_What the exercise asks:_ Read the lines that follow and pick out every one containing the word "project".

******************************

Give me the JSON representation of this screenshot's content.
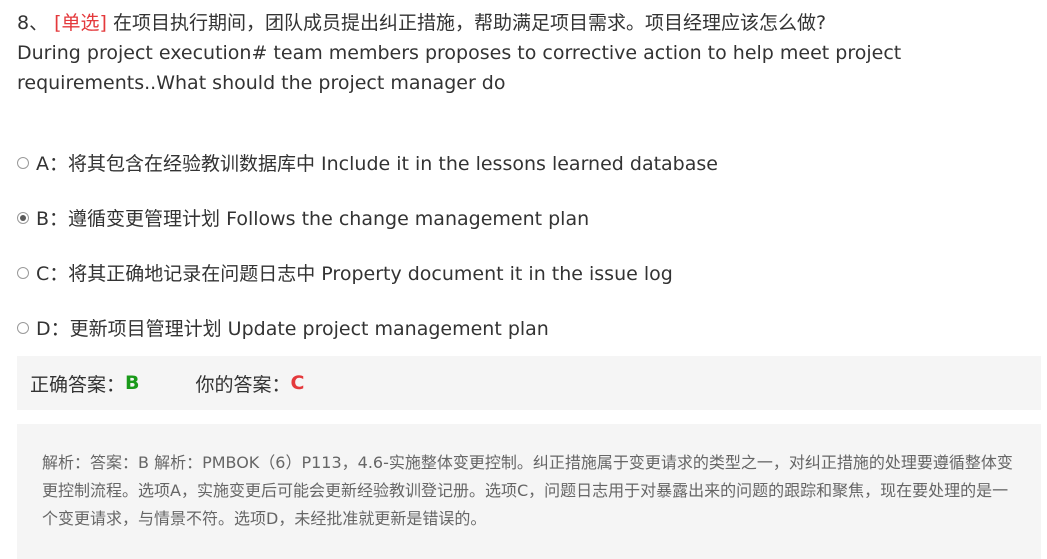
{
  "question": {
    "number": "8、",
    "type_tag": "[单选]",
    "text_cn": "在项目执行期间，团队成员提出纠正措施，帮助满足项目需求。项目经理应该怎么做?",
    "text_en": "During project execution# team members proposes to corrective action to help meet project requirements..What should the project manager do"
  },
  "options": [
    {
      "label": "A：将其包含在经验教训数据库中 Include it in the lessons learned database",
      "selected": false
    },
    {
      "label": "B：遵循变更管理计划 Follows the change management plan",
      "selected": true
    },
    {
      "label": "C：将其正确地记录在问题日志中 Property document it in the issue log",
      "selected": false
    },
    {
      "label": "D：更新项目管理计划 Update project management plan",
      "selected": false
    }
  ],
  "answers": {
    "correct_label": "正确答案：",
    "correct_value": "B",
    "yours_label": "你的答案：",
    "yours_value": "C",
    "correct_color": "#1a9a1a",
    "wrong_color": "#e4393c"
  },
  "explanation": {
    "text": "解析：答案：B 解析：PMBOK（6）P113，4.6-实施整体变更控制。纠正措施属于变更请求的类型之一，对纠正措施的处理要遵循整体变更控制流程。选项A，实施变更后可能会更新经验教训登记册。选项C，问题日志用于对暴露出来的问题的跟踪和聚焦，现在要处理的是一个变更请求，与情景不符。选项D，未经批准就更新是错误的。"
  }
}
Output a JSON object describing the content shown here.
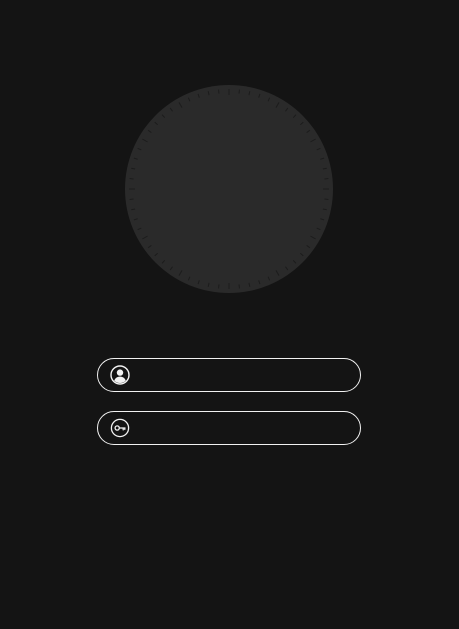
{
  "colors": {
    "background": "#141414",
    "dial_fill": "#2a2a2a",
    "dial_ticks": "#1c1c1c",
    "field_border": "#f2f2f2",
    "icon": "#f2f2f2"
  },
  "login": {
    "avatar_icon": "dial-avatar",
    "username": {
      "icon": "user-circle-icon",
      "value": "",
      "placeholder": ""
    },
    "password": {
      "icon": "key-icon",
      "value": "",
      "placeholder": ""
    }
  }
}
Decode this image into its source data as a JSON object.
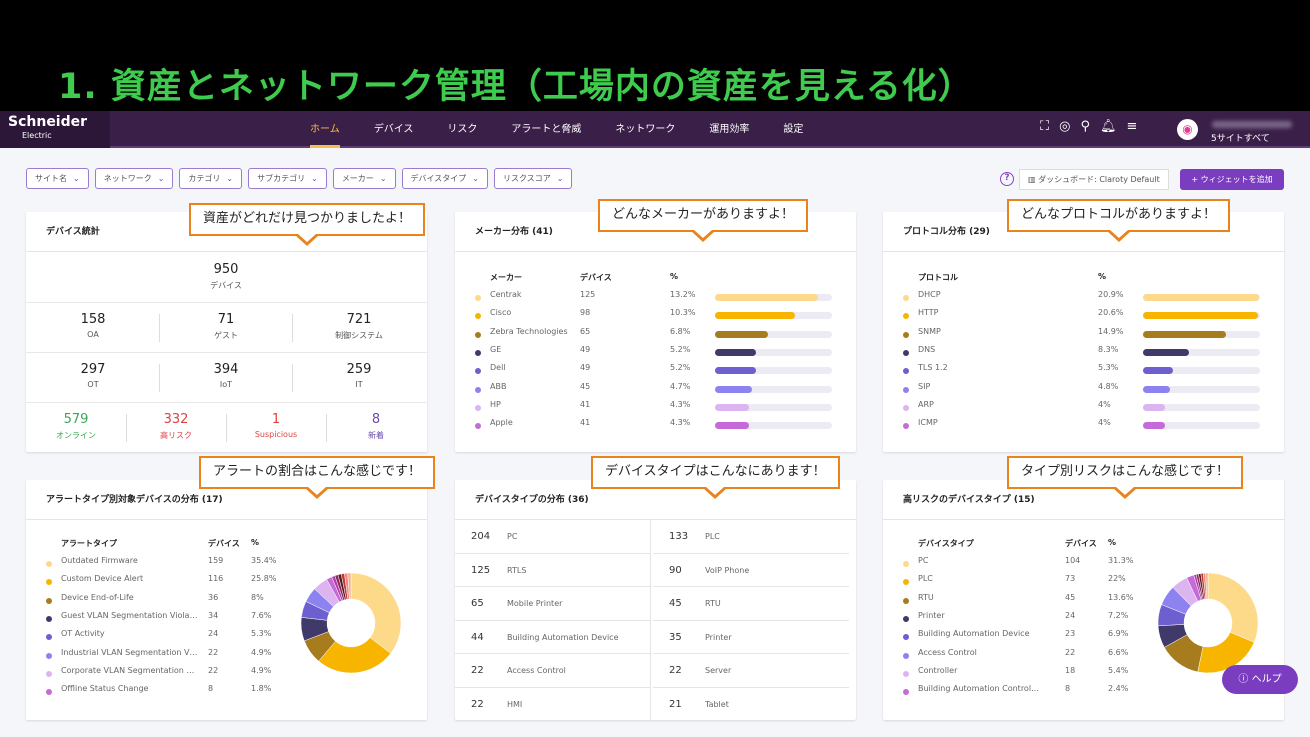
{
  "banner": {
    "title": "1. 資産とネットワーク管理（工場内の資産を見える化）"
  },
  "nav": {
    "logo_line1": "Schneider",
    "logo_line2": "Electric",
    "tabs": [
      "ホーム",
      "デバイス",
      "リスク",
      "アラートと脅威",
      "ネットワーク",
      "運用効率",
      "設定"
    ],
    "active_tab": 0,
    "icons": [
      "camera-scan-icon",
      "support-icon",
      "search-icon",
      "bell-icon",
      "filter-icon"
    ],
    "sites": "5サイトすべて"
  },
  "filters": [
    "サイト名",
    "ネットワーク",
    "カテゴリ",
    "サブカテゴリ",
    "メーカー",
    "デバイスタイプ",
    "リスクスコア"
  ],
  "toolbar": {
    "dashboard": "ダッシュボード: Claroty Default",
    "add_widget": "+ ウィジェットを追加",
    "help": "ヘルプ"
  },
  "colors": {
    "c1": "#fdd98a",
    "c2": "#f7b500",
    "c3": "#a67c1f",
    "c4": "#3f3a6a",
    "c5": "#6d5fd0",
    "c6": "#8c82f0",
    "c7": "#dcb4f0",
    "c8": "#c66ad9",
    "accent": "#7b3dbf",
    "callout": "#e8841b"
  },
  "callouts": [
    "資産がどれだけ見つかりましたよ！",
    "どんなメーカーがありますよ！",
    "どんなプロトコルがありますよ！",
    "アラートの割合はこんな感じです！",
    "デバイスタイプはこんなにあります！",
    "タイプ別リスクはこんな感じです！"
  ],
  "device_stats": {
    "title": "デバイス統計",
    "total": {
      "n": "950",
      "l": "デバイス"
    },
    "row1": [
      {
        "n": "158",
        "l": "OA"
      },
      {
        "n": "71",
        "l": "ゲスト"
      },
      {
        "n": "721",
        "l": "制御システム"
      }
    ],
    "row2": [
      {
        "n": "297",
        "l": "OT"
      },
      {
        "n": "394",
        "l": "IoT"
      },
      {
        "n": "259",
        "l": "IT"
      }
    ],
    "row3": [
      {
        "n": "579",
        "l": "オンライン",
        "c": "#3aa655"
      },
      {
        "n": "332",
        "l": "高リスク",
        "c": "#e04040"
      },
      {
        "n": "1",
        "l": "Suspicious",
        "c": "#e04040"
      },
      {
        "n": "8",
        "l": "新着",
        "c": "#6a4bb0"
      }
    ]
  },
  "vendors": {
    "title": "メーカー分布 (41)",
    "headers": [
      "メーカー",
      "デバイス",
      "%"
    ],
    "rows": [
      [
        "Centrak",
        "125",
        "13.2%",
        13.2
      ],
      [
        "Cisco",
        "98",
        "10.3%",
        10.3
      ],
      [
        "Zebra Technologies",
        "65",
        "6.8%",
        6.8
      ],
      [
        "GE",
        "49",
        "5.2%",
        5.2
      ],
      [
        "Dell",
        "49",
        "5.2%",
        5.2
      ],
      [
        "ABB",
        "45",
        "4.7%",
        4.7
      ],
      [
        "HP",
        "41",
        "4.3%",
        4.3
      ],
      [
        "Apple",
        "41",
        "4.3%",
        4.3
      ]
    ]
  },
  "protocols": {
    "title": "プロトコル分布 (29)",
    "headers": [
      "プロトコル",
      "%"
    ],
    "rows": [
      [
        "DHCP",
        "20.9%",
        20.9
      ],
      [
        "HTTP",
        "20.6%",
        20.6
      ],
      [
        "SNMP",
        "14.9%",
        14.9
      ],
      [
        "DNS",
        "8.3%",
        8.3
      ],
      [
        "TLS 1.2",
        "5.3%",
        5.3
      ],
      [
        "SIP",
        "4.8%",
        4.8
      ],
      [
        "ARP",
        "4%",
        4
      ],
      [
        "ICMP",
        "4%",
        4
      ]
    ]
  },
  "alerts": {
    "title": "アラートタイプ別対象デバイスの分布 (17)",
    "headers": [
      "アラートタイプ",
      "デバイス",
      "%"
    ],
    "rows": [
      [
        "Outdated Firmware",
        "159",
        "35.4%",
        35.4
      ],
      [
        "Custom Device Alert",
        "116",
        "25.8%",
        25.8
      ],
      [
        "Device End-of-Life",
        "36",
        "8%",
        8
      ],
      [
        "Guest VLAN Segmentation Viola…",
        "34",
        "7.6%",
        7.6
      ],
      [
        "OT Activity",
        "24",
        "5.3%",
        5.3
      ],
      [
        "Industrial VLAN Segmentation V…",
        "22",
        "4.9%",
        4.9
      ],
      [
        "Corporate VLAN Segmentation …",
        "22",
        "4.9%",
        4.9
      ],
      [
        "Offline Status Change",
        "8",
        "1.8%",
        1.8
      ]
    ]
  },
  "device_types": {
    "title": "デバイスタイプの分布 (36)",
    "left": [
      [
        "204",
        "PC"
      ],
      [
        "125",
        "RTLS"
      ],
      [
        "65",
        "Mobile Printer"
      ],
      [
        "44",
        "Building Automation Device"
      ],
      [
        "22",
        "Access Control"
      ],
      [
        "22",
        "HMI"
      ]
    ],
    "right": [
      [
        "133",
        "PLC"
      ],
      [
        "90",
        "VoIP Phone"
      ],
      [
        "45",
        "RTU"
      ],
      [
        "35",
        "Printer"
      ],
      [
        "22",
        "Server"
      ],
      [
        "21",
        "Tablet"
      ]
    ]
  },
  "high_risk": {
    "title": "高リスクのデバイスタイプ (15)",
    "headers": [
      "デバイスタイプ",
      "デバイス",
      "%"
    ],
    "rows": [
      [
        "PC",
        "104",
        "31.3%",
        31.3
      ],
      [
        "PLC",
        "73",
        "22%",
        22
      ],
      [
        "RTU",
        "45",
        "13.6%",
        13.6
      ],
      [
        "Printer",
        "24",
        "7.2%",
        7.2
      ],
      [
        "Building Automation Device",
        "23",
        "6.9%",
        6.9
      ],
      [
        "Access Control",
        "22",
        "6.6%",
        6.6
      ],
      [
        "Controller",
        "18",
        "5.4%",
        5.4
      ],
      [
        "Building Automation Control…",
        "8",
        "2.4%",
        2.4
      ]
    ]
  }
}
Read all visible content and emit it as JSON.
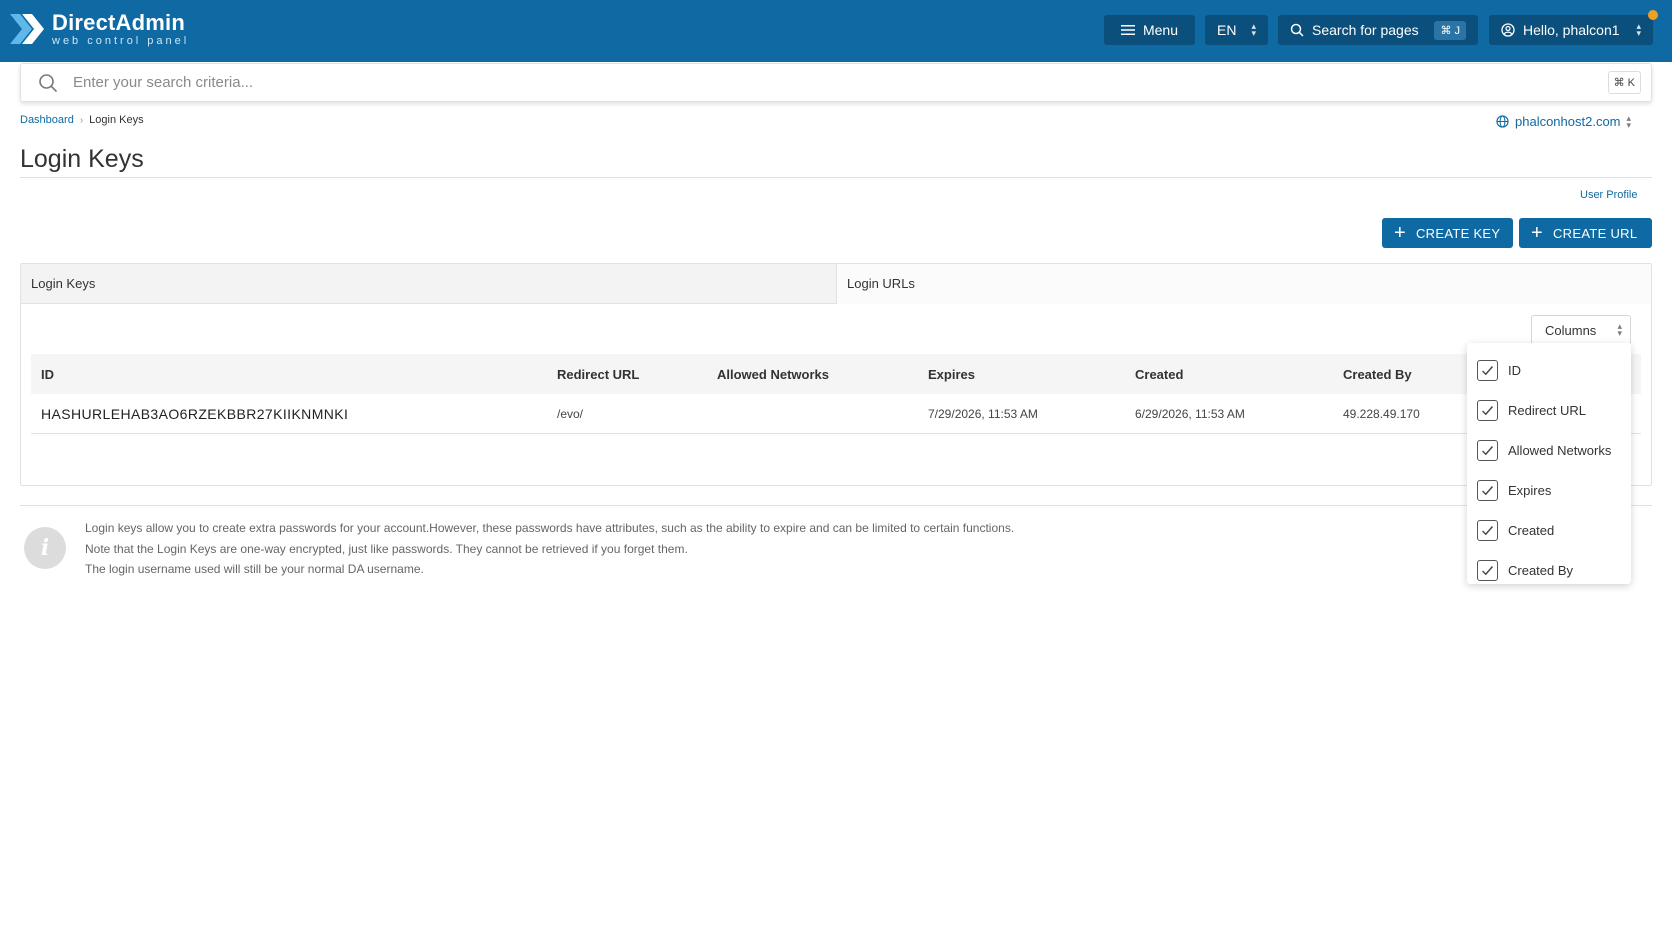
{
  "header": {
    "logo_title": "DirectAdmin",
    "logo_subtitle": "web control panel",
    "menu_label": "Menu",
    "language": "EN",
    "search_pages_label": "Search for pages",
    "search_pages_shortcut": "⌘ J",
    "user_greeting": "Hello, phalcon1",
    "accent_color": "#0f6aa3",
    "notification_color": "#f0a020"
  },
  "search": {
    "placeholder": "Enter your search criteria...",
    "shortcut": "⌘ K"
  },
  "breadcrumb": {
    "items": [
      "Dashboard",
      "Login Keys"
    ]
  },
  "domain_selector": "phalconhost2.com",
  "page": {
    "title": "Login Keys",
    "user_profile_link": "User Profile",
    "create_key_label": "CREATE KEY",
    "create_url_label": "CREATE URL"
  },
  "tabs": [
    {
      "label": "Login Keys",
      "active": true
    },
    {
      "label": "Login URLs",
      "active": false
    }
  ],
  "columns_button": "Columns",
  "table": {
    "headers": [
      "ID",
      "Redirect URL",
      "Allowed Networks",
      "Expires",
      "Created",
      "Created By"
    ],
    "rows": [
      [
        "HASHURLEHAB3AO6RZEKBBR27KIIKNMNKI",
        "/evo/",
        "",
        "7/29/2026, 11:53 AM",
        "6/29/2026, 11:53 AM",
        "49.228.49.170"
      ]
    ]
  },
  "columns_dropdown": [
    {
      "label": "ID",
      "checked": true
    },
    {
      "label": "Redirect URL",
      "checked": true
    },
    {
      "label": "Allowed Networks",
      "checked": true
    },
    {
      "label": "Expires",
      "checked": true
    },
    {
      "label": "Created",
      "checked": true
    },
    {
      "label": "Created By",
      "checked": true
    }
  ],
  "info": {
    "lines": [
      "Login keys allow you to create extra passwords for your account.However, these passwords have attributes, such as the ability to expire and can be limited to certain functions.",
      "Note that the Login Keys are one-way encrypted, just like passwords. They cannot be retrieved if you forget them.",
      "The login username used will still be your normal DA username."
    ]
  }
}
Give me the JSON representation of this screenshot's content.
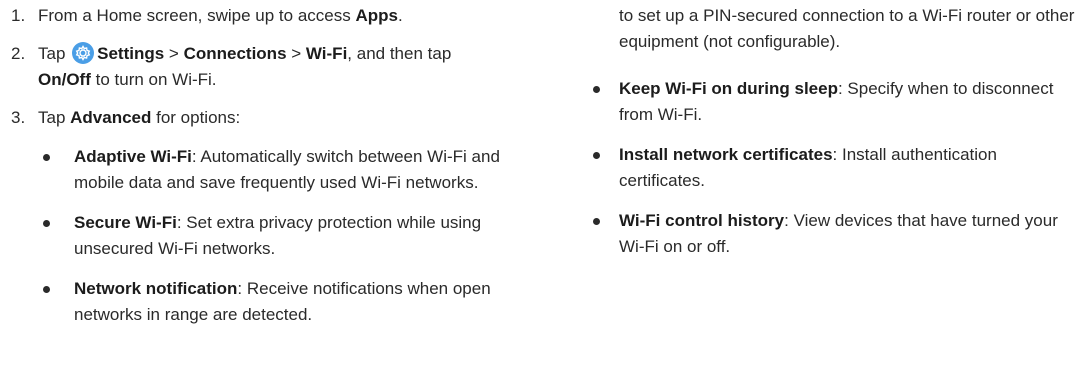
{
  "steps": [
    {
      "num": "1.",
      "t1": "From a Home screen, swipe up to access ",
      "b1": "Apps",
      "t2": "."
    },
    {
      "num": "2.",
      "t1": "Tap ",
      "b_settings": "Settings",
      "sep1": " > ",
      "b_connections": "Connections",
      "sep2": " > ",
      "b_wifi": "Wi-Fi",
      "t2": ", and then tap ",
      "b_onoff": "On/Off",
      "t3": " to turn on Wi-Fi."
    },
    {
      "num": "3.",
      "t1": "Tap ",
      "b1": "Advanced",
      "t2": " for options:"
    }
  ],
  "options_left": [
    {
      "term": "Adaptive Wi-Fi",
      "desc": ": Automatically switch between Wi-Fi and mobile data and save frequently used Wi-Fi networks."
    },
    {
      "term": "Secure Wi-Fi",
      "desc": ": Set extra privacy protection while using unsecured Wi-Fi networks."
    },
    {
      "term": "Network notification",
      "desc": ": Receive notifications when open networks in range are detected."
    }
  ],
  "continuation": "to set up a PIN-secured connection to a Wi-Fi router or other equipment (not configurable).",
  "options_right": [
    {
      "term": "Keep Wi-Fi on during sleep",
      "desc": ": Specify when to disconnect from Wi-Fi."
    },
    {
      "term": "Install network certificates",
      "desc": ": Install authentication certificates."
    },
    {
      "term": "Wi-Fi control history",
      "desc": ": View devices that have turned your Wi-Fi on or off."
    }
  ],
  "icons": {
    "settings": "settings-gear-icon"
  },
  "colors": {
    "settings_icon": "#4a9ee6",
    "text": "#2a2a2a"
  }
}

******************************

_The response:_
    "text_en": "During project execution# team members proposes to corrective action to help meet project requirements..What should the project manager do"
      "label": "D：更新项目管理计划 Update project management plan",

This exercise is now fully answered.